▸ Aim of the task: From the records below, extract all the text exactly and leave the images behind.

▸ Saved entries:
# # # # #

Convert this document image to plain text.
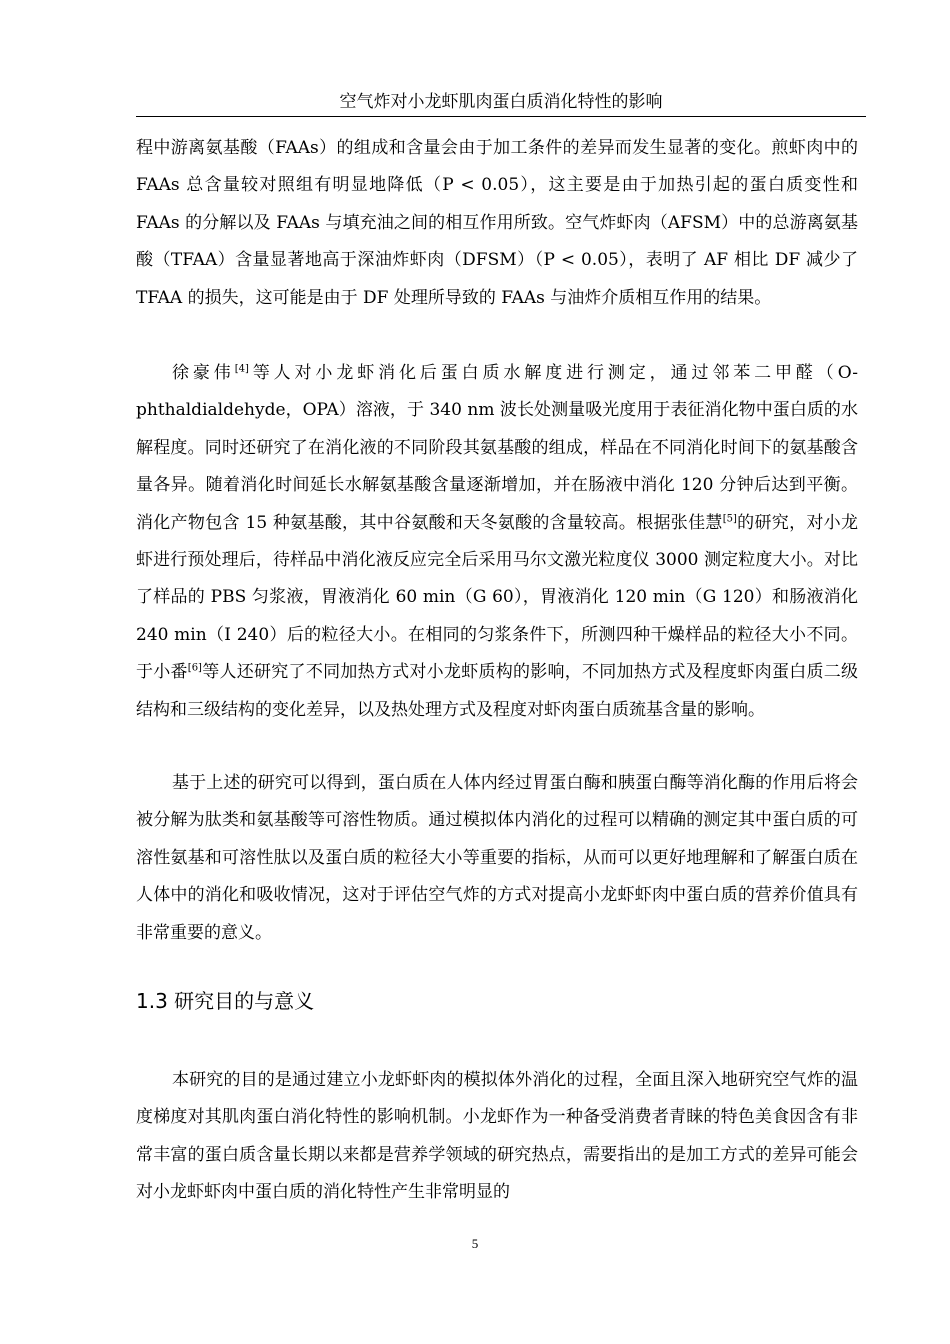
空气炸对小龙虾肌肉蛋白质消化特性的影响

程中游离氨基酸（FAAs）的组成和含量会由于加工条件的差异而发生显著的变化。煎虾肉中的 FAAs 总含量较对照组有明显地降低（P < 0.05），这主要是由于加热引起的蛋白质变性和 FAAs 的分解以及 FAAs 与填充油之间的相互作用所致。空气炸虾肉（AFSM）中的总游离氨基酸（TFAA）含量显著地高于深油炸虾肉（DFSM）（P < 0.05），表明了 AF 相比 DF 减少了 TFAA 的损失，这可能是由于 DF 处理所导致的 FAAs 与油炸介质相互作用的结果。

徐豪伟[4]等人对小龙虾消化后蛋白质水解度进行测定，通过邻苯二甲醛（O-phthaldialdehyde，OPA）溶液，于 340 nm 波长处测量吸光度用于表征消化物中蛋白质的水解程度。同时还研究了在消化液的不同阶段其氨基酸的组成，样品在不同消化时间下的氨基酸含量各异。随着消化时间延长水解氨基酸含量逐渐增加，并在肠液中消化 120 分钟后达到平衡。消化产物包含 15 种氨基酸，其中谷氨酸和天冬氨酸的含量较高。根据张佳慧[5]的研究，对小龙虾进行预处理后，待样品中消化液反应完全后采用马尔文激光粒度仪 3000 测定粒度大小。对比了样品的 PBS 匀浆液，胃液消化 60 min（G 60），胃液消化 120 min（G 120）和肠液消化 240 min（I 240）后的粒径大小。在相同的匀浆条件下，所测四种干燥样品的粒径大小不同。于小番[6]等人还研究了不同加热方式对小龙虾质构的影响，不同加热方式及程度虾肉蛋白质二级结构和三级结构的变化差异，以及热处理方式及程度对虾肉蛋白质巯基含量的影响。

基于上述的研究可以得到，蛋白质在人体内经过胃蛋白酶和胰蛋白酶等消化酶的作用后将会被分解为肽类和氨基酸等可溶性物质。通过模拟体内消化的过程可以精确的测定其中蛋白质的可溶性氨基和可溶性肽以及蛋白质的粒径大小等重要的指标，从而可以更好地理解和了解蛋白质在人体中的消化和吸收情况，这对于评估空气炸的方式对提高小龙虾虾肉中蛋白质的营养价值具有非常重要的意义。

1.3 研究目的与意义

本研究的目的是通过建立小龙虾虾肉的模拟体外消化的过程，全面且深入地研究空气炸的温度梯度对其肌肉蛋白消化特性的影响机制。小龙虾作为一种备受消费者青睐的特色美食因含有非常丰富的蛋白质含量长期以来都是营养学领域的研究热点，需要指出的是加工方式的差异可能会对小龙虾虾肉中蛋白质的消化特性产生非常明显的

5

# # # # #

▸ Written solution:
Convert this document image to plain text.
空气炸对小龙虾肌肉蛋白质消化特性的影响

程中游离氨基酸（FAAs）的组成和含量会由于加工条件的差异而发生显著的变化。煎虾肉中的 FAAs 总含量较对照组有明显地降低（P < 0.05），这主要是由于加热引起的蛋白质变性和 FAAs 的分解以及 FAAs 与填充油之间的相互作用所致。空气炸虾肉（AFSM）中的总游离氨基酸（TFAA）含量显著地高于深油炸虾肉（DFSM）（P < 0.05），表明了 AF 相比 DF 减少了 TFAA 的损失，这可能是由于 DF 处理所导致的 FAAs 与油炸介质相互作用的结果。

徐豪伟[4]等人对小龙虾消化后蛋白质水解度进行测定，通过邻苯二甲醛（O-phthaldialdehyde，OPA）溶液，于 340 nm 波长处测量吸光度用于表征消化物中蛋白质的水解程度。同时还研究了在消化液的不同阶段其氨基酸的组成，样品在不同消化时间下的氨基酸含量各异。随着消化时间延长水解氨基酸含量逐渐增加，并在肠液中消化 120 分钟后达到平衡。消化产物包含 15 种氨基酸，其中谷氨酸和天冬氨酸的含量较高。根据张佳慧[5]的研究，对小龙虾进行预处理后，待样品中消化液反应完全后采用马尔文激光粒度仪 3000 测定粒度大小。对比了样品的 PBS 匀浆液，胃液消化 60 min（G 60），胃液消化 120 min（G 120）和肠液消化 240 min（I 240）后的粒径大小。在相同的匀浆条件下，所测四种干燥样品的粒径大小不同。于小番[6]等人还研究了不同加热方式对小龙虾质构的影响，不同加热方式及程度虾肉蛋白质二级结构和三级结构的变化差异，以及热处理方式及程度对虾肉蛋白质巯基含量的影响。

基于上述的研究可以得到，蛋白质在人体内经过胃蛋白酶和胰蛋白酶等消化酶的作用后将会被分解为肽类和氨基酸等可溶性物质。通过模拟体内消化的过程可以精确的测定其中蛋白质的可溶性氨基和可溶性肽以及蛋白质的粒径大小等重要的指标，从而可以更好地理解和了解蛋白质在人体中的消化和吸收情况，这对于评估空气炸的方式对提高小龙虾虾肉中蛋白质的营养价值具有非常重要的意义。

1.3 研究目的与意义

本研究的目的是通过建立小龙虾虾肉的模拟体外消化的过程，全面且深入地研究空气炸的温度梯度对其肌肉蛋白消化特性的影响机制。小龙虾作为一种备受消费者青睐的特色美食因含有非常丰富的蛋白质含量长期以来都是营养学领域的研究热点，需要指出的是加工方式的差异可能会对小龙虾虾肉中蛋白质的消化特性产生非常明显的

5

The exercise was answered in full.